/---

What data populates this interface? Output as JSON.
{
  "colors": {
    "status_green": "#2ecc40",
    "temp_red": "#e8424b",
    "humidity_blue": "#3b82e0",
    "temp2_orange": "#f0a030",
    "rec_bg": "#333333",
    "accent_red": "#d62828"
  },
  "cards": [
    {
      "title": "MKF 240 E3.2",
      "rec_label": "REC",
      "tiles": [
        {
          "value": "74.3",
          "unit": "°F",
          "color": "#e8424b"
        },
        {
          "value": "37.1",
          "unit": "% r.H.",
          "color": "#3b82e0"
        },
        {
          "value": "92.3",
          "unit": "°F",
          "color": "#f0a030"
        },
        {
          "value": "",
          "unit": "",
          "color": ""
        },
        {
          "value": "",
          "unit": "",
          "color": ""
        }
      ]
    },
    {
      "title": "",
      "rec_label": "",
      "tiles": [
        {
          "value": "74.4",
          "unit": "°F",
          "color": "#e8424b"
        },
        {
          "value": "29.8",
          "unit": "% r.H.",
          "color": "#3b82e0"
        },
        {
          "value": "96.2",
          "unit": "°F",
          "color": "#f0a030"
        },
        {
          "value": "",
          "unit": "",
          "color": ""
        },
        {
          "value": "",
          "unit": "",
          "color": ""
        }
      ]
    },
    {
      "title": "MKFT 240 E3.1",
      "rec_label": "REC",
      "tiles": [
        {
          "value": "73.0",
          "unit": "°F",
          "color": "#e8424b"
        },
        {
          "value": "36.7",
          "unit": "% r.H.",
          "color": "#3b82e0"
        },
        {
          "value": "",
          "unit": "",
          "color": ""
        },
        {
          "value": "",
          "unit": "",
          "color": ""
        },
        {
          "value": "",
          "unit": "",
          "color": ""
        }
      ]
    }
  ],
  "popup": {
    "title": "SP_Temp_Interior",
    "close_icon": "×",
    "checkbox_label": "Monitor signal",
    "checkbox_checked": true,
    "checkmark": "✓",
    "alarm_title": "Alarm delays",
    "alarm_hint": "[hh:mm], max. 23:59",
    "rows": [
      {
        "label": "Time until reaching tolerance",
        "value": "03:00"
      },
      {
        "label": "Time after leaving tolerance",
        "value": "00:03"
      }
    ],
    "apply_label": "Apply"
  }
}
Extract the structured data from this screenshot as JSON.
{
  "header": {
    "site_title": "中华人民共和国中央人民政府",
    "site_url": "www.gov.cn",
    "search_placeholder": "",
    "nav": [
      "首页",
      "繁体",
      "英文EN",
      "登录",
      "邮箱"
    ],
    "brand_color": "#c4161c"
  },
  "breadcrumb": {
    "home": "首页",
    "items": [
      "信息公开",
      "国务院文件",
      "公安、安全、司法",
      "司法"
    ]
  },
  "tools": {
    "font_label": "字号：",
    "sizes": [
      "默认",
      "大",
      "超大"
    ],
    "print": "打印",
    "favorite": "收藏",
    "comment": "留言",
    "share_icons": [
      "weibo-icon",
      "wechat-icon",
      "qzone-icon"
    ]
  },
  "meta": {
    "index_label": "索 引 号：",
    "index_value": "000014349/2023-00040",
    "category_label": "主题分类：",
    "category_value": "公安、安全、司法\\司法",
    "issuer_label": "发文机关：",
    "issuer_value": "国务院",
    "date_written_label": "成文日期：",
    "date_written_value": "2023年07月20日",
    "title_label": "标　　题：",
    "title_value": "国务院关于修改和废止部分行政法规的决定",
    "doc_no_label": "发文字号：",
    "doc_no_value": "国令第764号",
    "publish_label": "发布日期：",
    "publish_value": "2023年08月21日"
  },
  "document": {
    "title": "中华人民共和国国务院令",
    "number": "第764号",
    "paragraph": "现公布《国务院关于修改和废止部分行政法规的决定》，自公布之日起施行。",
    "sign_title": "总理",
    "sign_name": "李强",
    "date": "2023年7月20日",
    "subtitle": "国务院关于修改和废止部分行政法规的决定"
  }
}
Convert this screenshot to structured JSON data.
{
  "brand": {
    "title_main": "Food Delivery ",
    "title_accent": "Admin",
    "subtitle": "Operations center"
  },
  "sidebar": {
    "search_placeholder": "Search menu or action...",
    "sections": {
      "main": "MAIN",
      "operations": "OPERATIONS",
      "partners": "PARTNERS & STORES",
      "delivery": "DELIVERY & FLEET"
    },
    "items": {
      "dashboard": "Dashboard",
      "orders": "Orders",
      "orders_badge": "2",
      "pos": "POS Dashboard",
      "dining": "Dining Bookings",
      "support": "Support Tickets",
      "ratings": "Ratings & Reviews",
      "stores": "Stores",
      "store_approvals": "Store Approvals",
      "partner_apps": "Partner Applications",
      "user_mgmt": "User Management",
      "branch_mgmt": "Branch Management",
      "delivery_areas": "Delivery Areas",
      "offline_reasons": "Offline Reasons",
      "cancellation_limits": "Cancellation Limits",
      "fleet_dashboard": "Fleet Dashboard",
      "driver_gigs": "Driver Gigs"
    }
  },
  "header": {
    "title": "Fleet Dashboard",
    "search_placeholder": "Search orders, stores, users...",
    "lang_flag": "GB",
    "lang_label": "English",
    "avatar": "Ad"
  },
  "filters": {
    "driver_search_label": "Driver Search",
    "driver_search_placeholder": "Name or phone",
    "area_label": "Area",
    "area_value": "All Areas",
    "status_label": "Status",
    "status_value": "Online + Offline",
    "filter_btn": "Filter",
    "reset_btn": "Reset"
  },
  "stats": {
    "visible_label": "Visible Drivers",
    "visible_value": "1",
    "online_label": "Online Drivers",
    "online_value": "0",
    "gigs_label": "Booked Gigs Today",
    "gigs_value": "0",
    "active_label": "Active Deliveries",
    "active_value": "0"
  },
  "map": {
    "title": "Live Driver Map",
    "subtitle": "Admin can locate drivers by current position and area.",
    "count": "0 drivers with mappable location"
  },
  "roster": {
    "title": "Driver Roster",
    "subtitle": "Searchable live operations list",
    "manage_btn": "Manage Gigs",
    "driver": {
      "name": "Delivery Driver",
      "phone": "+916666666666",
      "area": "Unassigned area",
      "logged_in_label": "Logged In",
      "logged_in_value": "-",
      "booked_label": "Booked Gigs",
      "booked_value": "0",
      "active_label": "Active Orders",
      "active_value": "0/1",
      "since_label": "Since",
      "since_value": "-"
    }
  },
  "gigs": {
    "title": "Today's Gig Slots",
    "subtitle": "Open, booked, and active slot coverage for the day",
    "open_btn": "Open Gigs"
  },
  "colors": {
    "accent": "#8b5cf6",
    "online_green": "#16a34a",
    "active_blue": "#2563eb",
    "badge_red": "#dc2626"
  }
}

\---

> _Exercise instructions_
Output the records verbatim, from the first line to the last.

> _Exercise solution_
What data populates this interface? Output as JSON.
{
  "colors": {
    "status_green": "#2ecc40",
    "temp_red": "#e8424b",
    "humidity_blue": "#3b82e0",
    "temp2_orange": "#f0a030",
    "rec_bg": "#333333",
    "accent_red": "#d62828"
  },
  "cards": [
    {
      "title": "MKF 240 E3.2",
      "rec_label": "REC",
      "tiles": [
        {
          "value": "74.3",
          "unit": "°F",
          "color": "#e8424b"
        },
        {
          "value": "37.1",
          "unit": "% r.H.",
          "color": "#3b82e0"
        },
        {
          "value": "92.3",
          "unit": "°F",
          "color": "#f0a030"
        },
        {
          "value": "",
          "unit": "",
          "color": ""
        },
        {
          "value": "",
          "unit": "",
          "color": ""
        }
      ]
    },
    {
      "title": "",
      "rec_label": "",
      "tiles": [
        {
          "value": "74.4",
          "unit": "°F",
          "color": "#e8424b"
        },
        {
          "value": "29.8",
          "unit": "% r.H.",
          "color": "#3b82e0"
        },
        {
          "value": "96.2",
          "unit": "°F",
          "color": "#f0a030"
        },
        {
          "value": "",
          "unit": "",
          "color": ""
        },
        {
          "value": "",
          "unit": "",
          "color": ""
        }
      ]
    },
    {
      "title": "MKFT 240 E3.1",
      "rec_label": "REC",
      "tiles": [
        {
          "value": "73.0",
          "unit": "°F",
          "color": "#e8424b"
        },
        {
          "value": "36.7",
          "unit": "% r.H.",
          "color": "#3b82e0"
        },
        {
          "value": "",
          "unit": "",
          "color": ""
        },
        {
          "value": "",
          "unit": "",
          "color": ""
        },
        {
          "value": "",
          "unit": "",
          "color": ""
        }
      ]
    }
  ],
  "popup": {
    "title": "SP_Temp_Interior",
    "close_icon": "×",
    "checkbox_label": "Monitor signal",
    "checkbox_checked": true,
    "checkmark": "✓",
    "alarm_title": "Alarm delays",
    "alarm_hint": "[hh:mm], max. 23:59",
    "rows": [
      {
        "label": "Time until reaching tolerance",
        "value": "03:00"
      },
      {
        "label": "Time after leaving tolerance",
        "value": "00:03"
      }
    ],
    "apply_label": "Apply"
  }
}
Extract the structured data from this screenshot as JSON.
{
  "header": {
    "site_title": "中华人民共和国中央人民政府",
    "site_url": "www.gov.cn",
    "search_placeholder": "",
    "nav": [
      "首页",
      "繁体",
      "英文EN",
      "登录",
      "邮箱"
    ],
    "brand_color": "#c4161c"
  },
  "breadcrumb": {
    "home": "首页",
    "items": [
      "信息公开",
      "国务院文件",
      "公安、安全、司法",
      "司法"
    ]
  },
  "tools": {
    "font_label": "字号：",
    "sizes": [
      "默认",
      "大",
      "超大"
    ],
    "print": "打印",
    "favorite": "收藏",
    "comment": "留言",
    "share_icons": [
      "weibo-icon",
      "wechat-icon",
      "qzone-icon"
    ]
  },
  "meta": {
    "index_label": "索 引 号：",
    "index_value": "000014349/2023-00040",
    "category_label": "主题分类：",
    "category_value": "公安、安全、司法\\司法",
    "issuer_label": "发文机关：",
    "issuer_value": "国务院",
    "date_written_label": "成文日期：",
    "date_written_value": "2023年07月20日",
    "title_label": "标　　题：",
    "title_value": "国务院关于修改和废止部分行政法规的决定",
    "doc_no_label": "发文字号：",
    "doc_no_value": "国令第764号",
    "publish_label": "发布日期：",
    "publish_value": "2023年08月21日"
  },
  "document": {
    "title": "中华人民共和国国务院令",
    "number": "第764号",
    "paragraph": "现公布《国务院关于修改和废止部分行政法规的决定》，自公布之日起施行。",
    "sign_title": "总理",
    "sign_name": "李强",
    "date": "2023年7月20日",
    "subtitle": "国务院关于修改和废止部分行政法规的决定"
  }
}
Convert this screenshot to structured JSON data.
{
  "brand": {
    "title_main": "Food Delivery ",
    "title_accent": "Admin",
    "subtitle": "Operations center"
  },
  "sidebar": {
    "search_placeholder": "Search menu or action...",
    "sections": {
      "main": "MAIN",
      "operations": "OPERATIONS",
      "partners": "PARTNERS & STORES",
      "delivery": "DELIVERY & FLEET"
    },
    "items": {
      "dashboard": "Dashboard",
      "orders": "Orders",
      "orders_badge": "2",
      "pos": "POS Dashboard",
      "dining": "Dining Bookings",
      "support": "Support Tickets",
      "ratings": "Ratings & Reviews",
      "stores": "Stores",
      "store_approvals": "Store Approvals",
      "partner_apps": "Partner Applications",
      "user_mgmt": "User Management",
      "branch_mgmt": "Branch Management",
      "delivery_areas": "Delivery Areas",
      "offline_reasons": "Offline Reasons",
      "cancellation_limits": "Cancellation Limits",
      "fleet_dashboard": "Fleet Dashboard",
      "driver_gigs": "Driver Gigs"
    }
  },
  "header": {
    "title": "Fleet Dashboard",
    "search_placeholder": "Search orders, stores, users...",
    "lang_flag": "GB",
    "lang_label": "English",
    "avatar": "Ad"
  },
  "filters": {
    "driver_search_label": "Driver Search",
    "driver_search_placeholder": "Name or phone",
    "area_label": "Area",
    "area_value": "All Areas",
    "status_label": "Status",
    "status_value": "Online + Offline",
    "filter_btn": "Filter",
    "reset_btn": "Reset"
  },
  "stats": {
    "visible_label": "Visible Drivers",
    "visible_value": "1",
    "online_label": "Online Drivers",
    "online_value": "0",
    "gigs_label": "Booked Gigs Today",
    "gigs_value": "0",
    "active_label": "Active Deliveries",
    "active_value": "0"
  },
  "map": {
    "title": "Live Driver Map",
    "subtitle": "Admin can locate drivers by current position and area.",
    "count": "0 drivers with mappable location"
  },
  "roster": {
    "title": "Driver Roster",
    "subtitle": "Searchable live operations list",
    "manage_btn": "Manage Gigs",
    "driver": {
      "name": "Delivery Driver",
      "phone": "+916666666666",
      "area": "Unassigned area",
      "logged_in_label": "Logged In",
      "logged_in_value": "-",
      "booked_label": "Booked Gigs",
      "booked_value": "0",
      "active_label": "Active Orders",
      "active_value": "0/1",
      "since_label": "Since",
      "since_value": "-"
    }
  },
  "gigs": {
    "title": "Today's Gig Slots",
    "subtitle": "Open, booked, and active slot coverage for the day",
    "open_btn": "Open Gigs"
  },
  "colors": {
    "accent": "#8b5cf6",
    "online_green": "#16a34a",
    "active_blue": "#2563eb",
    "badge_red": "#dc2626"
  }
}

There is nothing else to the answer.